* **WHAT THE EXERCISE ASKS**: Render every line of the listing below as a JSON list of strings, one string per line, skipping blank lines and leaving the pictures out.

* Begin RECORDS SHOWN *

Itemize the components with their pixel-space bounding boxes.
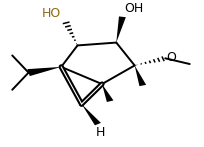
Polygon shape	[82, 104, 101, 125]
Text: OH: OH	[124, 2, 144, 15]
Polygon shape	[27, 67, 61, 76]
Text: H: H	[95, 126, 105, 138]
Text: O: O	[166, 51, 176, 64]
Polygon shape	[116, 16, 126, 43]
Polygon shape	[135, 65, 146, 86]
Polygon shape	[102, 84, 113, 102]
Text: HO: HO	[42, 7, 61, 20]
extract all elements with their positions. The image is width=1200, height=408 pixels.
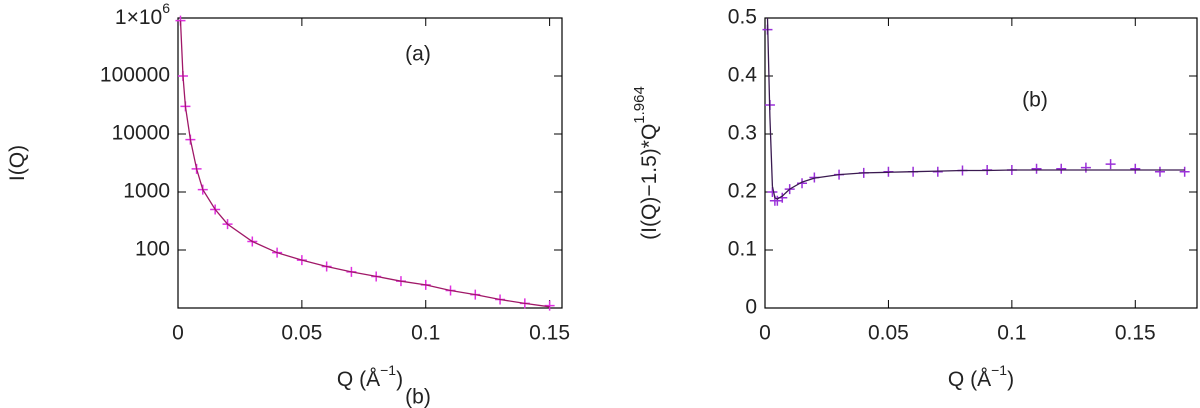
y-tick-label: 0.5 <box>728 6 757 29</box>
data-point <box>797 178 808 189</box>
x-tick-label: 0.05 <box>868 322 909 345</box>
x-axis-label-text: Q (Å <box>948 368 991 391</box>
x-tick-label: 0.15 <box>1115 322 1156 345</box>
annotation: (b) <box>405 386 431 408</box>
y-tick-label: 10000 <box>112 122 170 145</box>
data-point <box>1179 166 1190 177</box>
x-tick-label: 0 <box>172 322 184 345</box>
x-tick-label: 0.1 <box>411 322 440 345</box>
y-axis-label: (I(Q)−1.5)*Q1.964 <box>631 86 661 240</box>
y-axis-label-sup: 1.964 <box>631 86 648 124</box>
y-tick-label: 0.2 <box>728 180 757 203</box>
y-tick-label: 1×106 <box>115 0 170 29</box>
data-point <box>1130 163 1141 174</box>
y-tick-label-text: 1×10 <box>115 6 162 29</box>
annotation: (b) <box>1022 89 1048 112</box>
fit-line <box>179 20 550 308</box>
y-tick-label-sup: 6 <box>162 0 170 16</box>
annotation: (a) <box>405 43 431 66</box>
x-axis-label: Q (Å−1) <box>337 362 403 391</box>
data-point <box>1056 163 1067 174</box>
y-tick-label: 1000 <box>123 180 170 203</box>
y-tick-label: 100000 <box>100 64 170 87</box>
x-tick-label: 0 <box>759 322 771 345</box>
data-point <box>1080 162 1091 173</box>
x-tick-label: 0.05 <box>281 322 322 345</box>
plot-frame <box>764 17 1198 309</box>
y-tick-label: 0 <box>745 296 757 319</box>
x-axis-label: Q (Å−1) <box>948 362 1014 391</box>
y-tick-label: 0.1 <box>728 238 757 261</box>
x-axis-label-end: ) <box>1007 368 1014 391</box>
fit-line <box>766 17 1185 200</box>
y-tick-label: 0.3 <box>728 122 757 145</box>
y-axis-label-text: (I(Q)−1.5)*Q <box>638 124 661 240</box>
plot-frame <box>177 17 563 309</box>
x-axis-label-sup: −1 <box>380 362 396 378</box>
data-point <box>544 300 555 311</box>
data-point <box>1105 159 1116 170</box>
y-axis-label: I(Q) <box>6 145 29 181</box>
data-point <box>1031 163 1042 174</box>
x-tick-label: 0.1 <box>997 322 1026 345</box>
x-axis-label-end: ) <box>396 368 403 391</box>
y-tick-label: 100 <box>135 238 170 261</box>
data-point <box>1154 166 1165 177</box>
x-axis-label-text: Q (Å <box>337 368 380 391</box>
y-tick-label: 0.4 <box>728 64 758 87</box>
x-axis-label-sup: −1 <box>991 362 1007 378</box>
x-tick-label: 0.15 <box>529 322 570 345</box>
y-axis-label-text: I(Q) <box>6 145 29 181</box>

* End RECORDS SHOWN *

* **ANSWER TO THIS TASK**:
[
  "Itemize the components with their pixel-space bounding boxes.",
  "Polygon shape\t[82, 104, 101, 125]",
  "Text: OH: OH\t[124, 2, 144, 15]",
  "Polygon shape\t[27, 67, 61, 76]",
  "Text: H: H\t[95, 126, 105, 138]",
  "Text: O: O\t[166, 51, 176, 64]",
  "Polygon shape\t[116, 16, 126, 43]",
  "Polygon shape\t[135, 65, 146, 86]",
  "Polygon shape\t[102, 84, 113, 102]",
  "Text: HO: HO\t[42, 7, 61, 20]",
  "extract all elements with their positions. The image is width=1200, height=408 pixels.",
  "y-tick-label: 0.5 <box>728 6 757 29</box>",
  "data-point <box>797 178 808 189</box>",
  "x-tick-label: 0.05 <box>868 322 909 345</box>",
  "x-axis-label-text: Q (Å <box>948 368 991 391</box>",
  "x-tick-label: 0.15 <box>1115 322 1156 345</box>",
  "annotation: (b) <box>405 386 431 408</box>",
  "y-tick-label: 10000 <box>112 122 170 145</box>",
  "data-point <box>1179 166 1190 177</box>",
  "x-tick-label: 0 <box>172 322 184 345</box>",
  "x-tick-label: 0.1 <box>411 322 440 345</box>",
  "y-axis-label: (I(Q)−1.5)*Q1.964 <box>631 86 661 240</box>",
  "y-axis-label-sup: 1.964 <box>631 86 648 124</box>",
  "y-tick-label: 0.2 <box>728 180 757 203</box>",
  "y-tick-label: 1×106 <box>115 0 170 29</box>",
  "data-point <box>1130 163 1141 174</box>",
  "y-tick-label-text: 1×10 <box>115 6 162 29</box>",
  "annotation: (b) <box>1022 89 1048 112</box>",
  "fit-line <box>179 20 550 308</box>",
  "y-tick-label-sup: 6 <box>162 0 170 16</box>",
  "annotation: (a) <box>405 43 431 66</box>",
  "x-axis-label: Q (Å−1) <box>337 362 403 391</box>",
  "data-point <box>1056 163 1067 174</box>",
  "y-tick-label: 1000 <box>123 180 170 203</box>",
  "y-tick-label: 100000 <box>100 64 170 87</box>",
  "x-tick-label: 0 <box>759 322 771 345</box>",
  "data-point <box>1080 162 1091 173</box>",
  "x-tick-label: 0.05 <box>281 322 322 345</box>",
  "plot-frame <box>764 17 1198 309</box>",
  "y-tick-label: 0 <box>745 296 757 319</box>",
  "x-axis-label: Q (Å−1) <box>948 362 1014 391</box>",
  "y-tick-label: 0.1 <box>728 238 757 261</box>",
  "x-axis-label-end: ) <box>1007 368 1014 391</box>",
  "fit-line <box>766 17 1185 200</box>",
  "y-tick-label: 0.3 <box>728 122 757 145</box>",
  "y-axis-label-text: (I(Q)−1.5)*Q <box>638 124 661 240</box>",
  "plot-frame <box>177 17 563 309</box>",
  "x-axis-label-sup: −1 <box>380 362 396 378</box>",
  "data-point <box>544 300 555 311</box>",
  "data-point <box>1105 159 1116 170</box>",
  "y-axis-label: I(Q) <box>6 145 29 181</box>",
  "data-point <box>1031 163 1042 174</box>",
  "x-tick-label: 0.1 <box>997 322 1026 345</box>",
  "x-axis-label-end: ) <box>396 368 403 391</box>",
  "y-tick-label: 100 <box>135 238 170 261</box>",
  "data-point <box>1154 166 1165 177</box>",
  "x-axis-label-text: Q (Å <box>337 368 380 391</box>",
  "y-tick-label: 0.4 <box>728 64 758 87</box>",
  "x-axis-label-sup: −1 <box>991 362 1007 378</box>",
  "x-tick-label: 0.15 <box>529 322 570 345</box>",
  "y-axis-label-text: I(Q) <box>6 145 29 181</box>"
]